Print every line of the listing exactly, please.

[begin Recorded information]

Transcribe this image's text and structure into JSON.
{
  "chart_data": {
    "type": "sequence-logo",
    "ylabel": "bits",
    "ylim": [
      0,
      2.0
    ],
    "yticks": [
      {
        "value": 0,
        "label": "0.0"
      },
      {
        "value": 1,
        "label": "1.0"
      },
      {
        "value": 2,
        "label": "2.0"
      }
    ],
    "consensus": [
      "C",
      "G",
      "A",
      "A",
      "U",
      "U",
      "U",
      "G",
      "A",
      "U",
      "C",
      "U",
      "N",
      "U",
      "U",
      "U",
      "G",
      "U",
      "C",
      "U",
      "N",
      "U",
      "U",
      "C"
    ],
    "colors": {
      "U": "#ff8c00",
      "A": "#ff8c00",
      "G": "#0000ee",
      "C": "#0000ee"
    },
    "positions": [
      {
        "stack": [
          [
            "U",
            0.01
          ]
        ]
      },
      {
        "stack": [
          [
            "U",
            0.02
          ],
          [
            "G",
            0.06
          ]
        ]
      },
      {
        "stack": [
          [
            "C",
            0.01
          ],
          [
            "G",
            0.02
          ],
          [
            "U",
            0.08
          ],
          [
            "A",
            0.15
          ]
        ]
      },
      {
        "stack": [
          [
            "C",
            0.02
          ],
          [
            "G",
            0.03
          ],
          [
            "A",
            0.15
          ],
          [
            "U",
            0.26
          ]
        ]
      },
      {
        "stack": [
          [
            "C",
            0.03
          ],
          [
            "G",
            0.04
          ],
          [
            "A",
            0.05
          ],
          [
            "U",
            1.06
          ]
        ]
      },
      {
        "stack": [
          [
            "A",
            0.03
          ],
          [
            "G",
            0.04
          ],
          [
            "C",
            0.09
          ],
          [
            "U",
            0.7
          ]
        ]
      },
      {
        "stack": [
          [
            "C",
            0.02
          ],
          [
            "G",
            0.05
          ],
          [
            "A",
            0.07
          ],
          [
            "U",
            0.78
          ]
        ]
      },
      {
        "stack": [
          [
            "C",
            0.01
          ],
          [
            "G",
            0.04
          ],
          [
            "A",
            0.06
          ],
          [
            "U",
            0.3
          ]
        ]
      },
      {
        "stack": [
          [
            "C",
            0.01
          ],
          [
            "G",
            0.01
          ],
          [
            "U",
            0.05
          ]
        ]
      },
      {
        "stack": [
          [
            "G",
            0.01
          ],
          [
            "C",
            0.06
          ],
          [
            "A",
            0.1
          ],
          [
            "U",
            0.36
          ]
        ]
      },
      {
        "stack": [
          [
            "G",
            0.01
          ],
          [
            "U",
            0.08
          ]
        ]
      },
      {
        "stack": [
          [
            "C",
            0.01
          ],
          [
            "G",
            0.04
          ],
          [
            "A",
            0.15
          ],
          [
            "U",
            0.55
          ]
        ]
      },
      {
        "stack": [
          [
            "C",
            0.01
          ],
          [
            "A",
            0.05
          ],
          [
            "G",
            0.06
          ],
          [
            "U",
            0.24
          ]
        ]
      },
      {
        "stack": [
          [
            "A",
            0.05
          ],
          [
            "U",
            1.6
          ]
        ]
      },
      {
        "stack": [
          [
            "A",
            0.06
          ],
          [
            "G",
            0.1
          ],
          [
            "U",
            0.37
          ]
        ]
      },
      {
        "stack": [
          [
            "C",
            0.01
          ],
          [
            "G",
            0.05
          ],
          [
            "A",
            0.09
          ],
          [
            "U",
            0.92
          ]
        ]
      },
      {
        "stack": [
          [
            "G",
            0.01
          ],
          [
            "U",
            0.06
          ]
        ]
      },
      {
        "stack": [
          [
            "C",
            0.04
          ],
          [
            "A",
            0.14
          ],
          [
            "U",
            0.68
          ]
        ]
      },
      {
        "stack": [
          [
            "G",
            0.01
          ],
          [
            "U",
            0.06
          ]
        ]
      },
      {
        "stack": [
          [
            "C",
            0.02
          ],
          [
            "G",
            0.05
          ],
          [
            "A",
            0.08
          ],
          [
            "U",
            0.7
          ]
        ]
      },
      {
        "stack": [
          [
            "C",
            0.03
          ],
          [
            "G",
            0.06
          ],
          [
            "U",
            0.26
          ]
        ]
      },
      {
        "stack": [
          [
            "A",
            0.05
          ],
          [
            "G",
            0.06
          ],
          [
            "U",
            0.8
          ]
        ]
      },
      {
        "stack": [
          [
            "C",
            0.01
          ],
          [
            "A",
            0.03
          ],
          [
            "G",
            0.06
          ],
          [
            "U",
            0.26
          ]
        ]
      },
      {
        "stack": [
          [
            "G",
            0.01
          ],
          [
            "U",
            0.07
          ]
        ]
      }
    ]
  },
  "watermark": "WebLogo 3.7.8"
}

[end Recorded information]

● The output
Transcribe this image's text and structure into JSON.
{
  "chart_data": {
    "type": "sequence-logo",
    "ylabel": "bits",
    "ylim": [
      0,
      2.0
    ],
    "yticks": [
      {
        "value": 0,
        "label": "0.0"
      },
      {
        "value": 1,
        "label": "1.0"
      },
      {
        "value": 2,
        "label": "2.0"
      }
    ],
    "consensus": [
      "C",
      "G",
      "A",
      "A",
      "U",
      "U",
      "U",
      "G",
      "A",
      "U",
      "C",
      "U",
      "N",
      "U",
      "U",
      "U",
      "G",
      "U",
      "C",
      "U",
      "N",
      "U",
      "U",
      "C"
    ],
    "colors": {
      "U": "#ff8c00",
      "A": "#ff8c00",
      "G": "#0000ee",
      "C": "#0000ee"
    },
    "positions": [
      {
        "stack": [
          [
            "U",
            0.01
          ]
        ]
      },
      {
        "stack": [
          [
            "U",
            0.02
          ],
          [
            "G",
            0.06
          ]
        ]
      },
      {
        "stack": [
          [
            "C",
            0.01
          ],
          [
            "G",
            0.02
          ],
          [
            "U",
            0.08
          ],
          [
            "A",
            0.15
          ]
        ]
      },
      {
        "stack": [
          [
            "C",
            0.02
          ],
          [
            "G",
            0.03
          ],
          [
            "A",
            0.15
          ],
          [
            "U",
            0.26
          ]
        ]
      },
      {
        "stack": [
          [
            "C",
            0.03
          ],
          [
            "G",
            0.04
          ],
          [
            "A",
            0.05
          ],
          [
            "U",
            1.06
          ]
        ]
      },
      {
        "stack": [
          [
            "A",
            0.03
          ],
          [
            "G",
            0.04
          ],
          [
            "C",
            0.09
          ],
          [
            "U",
            0.7
          ]
        ]
      },
      {
        "stack": [
          [
            "C",
            0.02
          ],
          [
            "G",
            0.05
          ],
          [
            "A",
            0.07
          ],
          [
            "U",
            0.78
          ]
        ]
      },
      {
        "stack": [
          [
            "C",
            0.01
          ],
          [
            "G",
            0.04
          ],
          [
            "A",
            0.06
          ],
          [
            "U",
            0.3
          ]
        ]
      },
      {
        "stack": [
          [
            "C",
            0.01
          ],
          [
            "G",
            0.01
          ],
          [
            "U",
            0.05
          ]
        ]
      },
      {
        "stack": [
          [
            "G",
            0.01
          ],
          [
            "C",
            0.06
          ],
          [
            "A",
            0.1
          ],
          [
            "U",
            0.36
          ]
        ]
      },
      {
        "stack": [
          [
            "G",
            0.01
          ],
          [
            "U",
            0.08
          ]
        ]
      },
      {
        "stack": [
          [
            "C",
            0.01
          ],
          [
            "G",
            0.04
          ],
          [
            "A",
            0.15
          ],
          [
            "U",
            0.55
          ]
        ]
      },
      {
        "stack": [
          [
            "C",
            0.01
          ],
          [
            "A",
            0.05
          ],
          [
            "G",
            0.06
          ],
          [
            "U",
            0.24
          ]
        ]
      },
      {
        "stack": [
          [
            "A",
            0.05
          ],
          [
            "U",
            1.6
          ]
        ]
      },
      {
        "stack": [
          [
            "A",
            0.06
          ],
          [
            "G",
            0.1
          ],
          [
            "U",
            0.37
          ]
        ]
      },
      {
        "stack": [
          [
            "C",
            0.01
          ],
          [
            "G",
            0.05
          ],
          [
            "A",
            0.09
          ],
          [
            "U",
            0.92
          ]
        ]
      },
      {
        "stack": [
          [
            "G",
            0.01
          ],
          [
            "U",
            0.06
          ]
        ]
      },
      {
        "stack": [
          [
            "C",
            0.04
          ],
          [
            "A",
            0.14
          ],
          [
            "U",
            0.68
          ]
        ]
      },
      {
        "stack": [
          [
            "G",
            0.01
          ],
          [
            "U",
            0.06
          ]
        ]
      },
      {
        "stack": [
          [
            "C",
            0.02
          ],
          [
            "G",
            0.05
          ],
          [
            "A",
            0.08
          ],
          [
            "U",
            0.7
          ]
        ]
      },
      {
        "stack": [
          [
            "C",
            0.03
          ],
          [
            "G",
            0.06
          ],
          [
            "U",
            0.26
          ]
        ]
      },
      {
        "stack": [
          [
            "A",
            0.05
          ],
          [
            "G",
            0.06
          ],
          [
            "U",
            0.8
          ]
        ]
      },
      {
        "stack": [
          [
            "C",
            0.01
          ],
          [
            "A",
            0.03
          ],
          [
            "G",
            0.06
          ],
          [
            "U",
            0.26
          ]
        ]
      },
      {
        "stack": [
          [
            "G",
            0.01
          ],
          [
            "U",
            0.07
          ]
        ]
      }
    ]
  },
  "watermark": "WebLogo 3.7.8"
}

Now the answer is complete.